■ **PROBLEM DESCRIPTION**
Everything in the data should be repeated exactly, save for the images.

Stored data:
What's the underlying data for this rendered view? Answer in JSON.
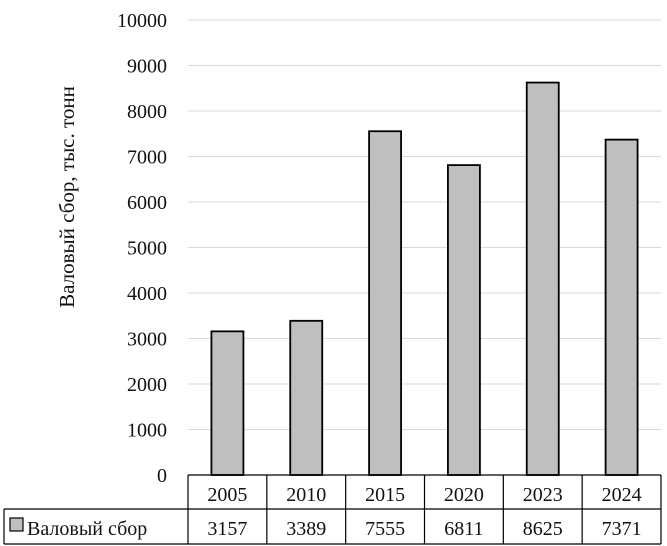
{
  "chart_data": {
    "type": "bar",
    "categories": [
      "2005",
      "2010",
      "2015",
      "2020",
      "2023",
      "2024"
    ],
    "series": [
      {
        "name": "Валовый сбор",
        "values": [
          3157,
          3389,
          7555,
          6811,
          8625,
          7371
        ]
      }
    ],
    "ylabel": "Валовый сбор, тыс. тонн",
    "ylim": [
      0,
      10000
    ],
    "yticks": [
      0,
      1000,
      2000,
      3000,
      4000,
      5000,
      6000,
      7000,
      8000,
      9000,
      10000
    ],
    "grid": true,
    "legend_placement": "data-table-row",
    "data_table": true,
    "colors": {
      "bar_fill": "#bfbfbf",
      "bar_stroke": "#000000",
      "grid": "#d9d9d9",
      "table_border": "#000000"
    }
  }
}
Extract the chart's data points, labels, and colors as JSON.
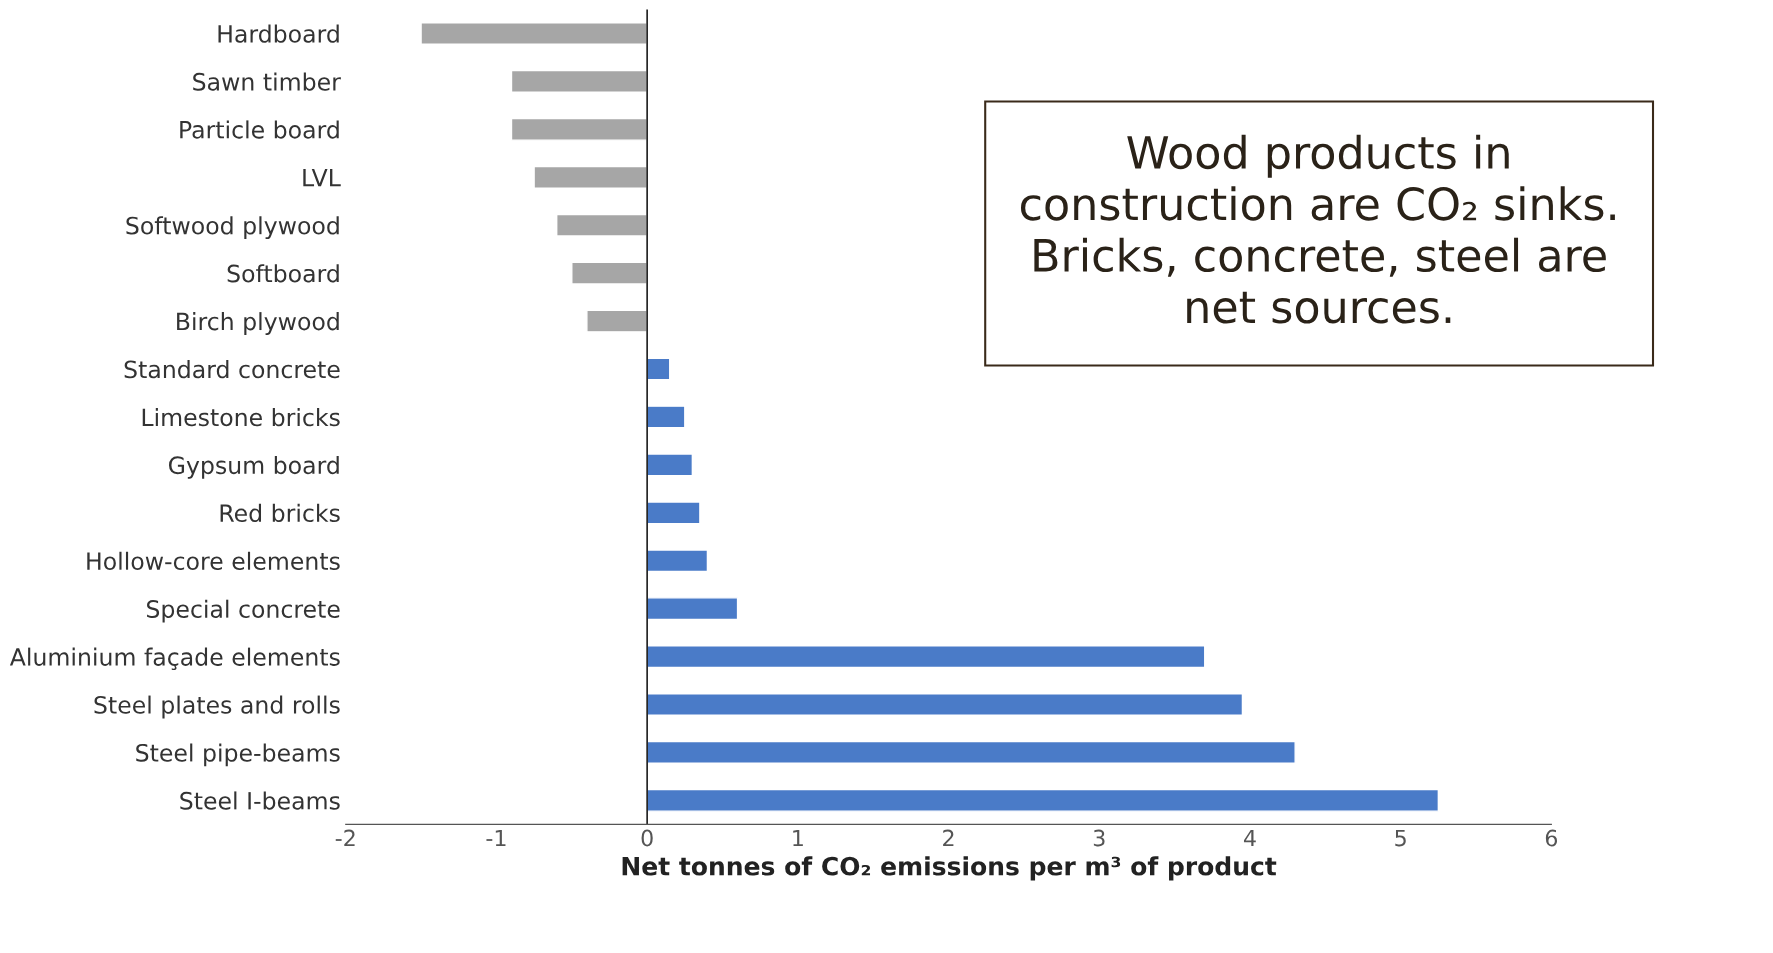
{
  "chart_data": {
    "type": "bar",
    "orientation": "horizontal",
    "categories": [
      "Hardboard",
      "Sawn timber",
      "Particle board",
      "LVL",
      "Softwood plywood",
      "Softboard",
      "Birch plywood",
      "Standard concrete",
      "Limestone bricks",
      "Gypsum board",
      "Red bricks",
      "Hollow-core elements",
      "Special concrete",
      "Aluminium façade elements",
      "Steel plates and rolls",
      "Steel pipe-beams",
      "Steel I-beams"
    ],
    "values": [
      -1.5,
      -0.9,
      -0.9,
      -0.75,
      -0.6,
      -0.5,
      -0.4,
      0.15,
      0.25,
      0.3,
      0.35,
      0.4,
      0.6,
      3.7,
      3.95,
      4.3,
      5.25
    ],
    "colors": [
      "#a6a6a6",
      "#a6a6a6",
      "#a6a6a6",
      "#a6a6a6",
      "#a6a6a6",
      "#a6a6a6",
      "#a6a6a6",
      "#4a7bc8",
      "#4a7bc8",
      "#4a7bc8",
      "#4a7bc8",
      "#4a7bc8",
      "#4a7bc8",
      "#4a7bc8",
      "#4a7bc8",
      "#4a7bc8",
      "#4a7bc8"
    ],
    "xlim": [
      -2,
      6
    ],
    "xticks": [
      -2,
      -1,
      0,
      1,
      2,
      3,
      4,
      5,
      6
    ],
    "xlabel": "Net tonnes of CO₂ emissions per m³ of product",
    "ref_lines": [
      {
        "axis": "x",
        "value": 0,
        "color": "#222222"
      }
    ],
    "annotations": [
      "Wood products in\nconstruction are CO₂ sinks.\nBricks, concrete, steel are\nnet sources."
    ],
    "grid": false,
    "legend": false
  }
}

■ **RESPONSE TO THE TASK**
What's the underlying data for this rendered view? Answer in JSON.
{
  "chart_data": {
    "type": "bar",
    "categories": [
      "2005",
      "2010",
      "2015",
      "2020",
      "2023",
      "2024"
    ],
    "series": [
      {
        "name": "Валовый сбор",
        "values": [
          3157,
          3389,
          7555,
          6811,
          8625,
          7371
        ]
      }
    ],
    "ylabel": "Валовый сбор, тыс. тонн",
    "ylim": [
      0,
      10000
    ],
    "yticks": [
      0,
      1000,
      2000,
      3000,
      4000,
      5000,
      6000,
      7000,
      8000,
      9000,
      10000
    ],
    "grid": true,
    "legend_placement": "data-table-row",
    "data_table": true,
    "colors": {
      "bar_fill": "#bfbfbf",
      "bar_stroke": "#000000",
      "grid": "#d9d9d9",
      "table_border": "#000000"
    }
  }
}
Extract the chart's data points, labels, and colors as JSON.
{
  "chart_data": {
    "type": "bar",
    "orientation": "horizontal",
    "categories": [
      "Hardboard",
      "Sawn timber",
      "Particle board",
      "LVL",
      "Softwood plywood",
      "Softboard",
      "Birch plywood",
      "Standard concrete",
      "Limestone bricks",
      "Gypsum board",
      "Red bricks",
      "Hollow-core elements",
      "Special concrete",
      "Aluminium façade elements",
      "Steel plates and rolls",
      "Steel pipe-beams",
      "Steel I-beams"
    ],
    "values": [
      -1.5,
      -0.9,
      -0.9,
      -0.75,
      -0.6,
      -0.5,
      -0.4,
      0.15,
      0.25,
      0.3,
      0.35,
      0.4,
      0.6,
      3.7,
      3.95,
      4.3,
      5.25
    ],
    "colors": [
      "#a6a6a6",
      "#a6a6a6",
      "#a6a6a6",
      "#a6a6a6",
      "#a6a6a6",
      "#a6a6a6",
      "#a6a6a6",
      "#4a7bc8",
      "#4a7bc8",
      "#4a7bc8",
      "#4a7bc8",
      "#4a7bc8",
      "#4a7bc8",
      "#4a7bc8",
      "#4a7bc8",
      "#4a7bc8",
      "#4a7bc8"
    ],
    "xlim": [
      -2,
      6
    ],
    "xticks": [
      -2,
      -1,
      0,
      1,
      2,
      3,
      4,
      5,
      6
    ],
    "xlabel": "Net tonnes of CO₂ emissions per m³ of product",
    "ref_lines": [
      {
        "axis": "x",
        "value": 0,
        "color": "#222222"
      }
    ],
    "annotations": [
      "Wood products in\nconstruction are CO₂ sinks.\nBricks, concrete, steel are\nnet sources."
    ],
    "grid": false,
    "legend": false
  }
}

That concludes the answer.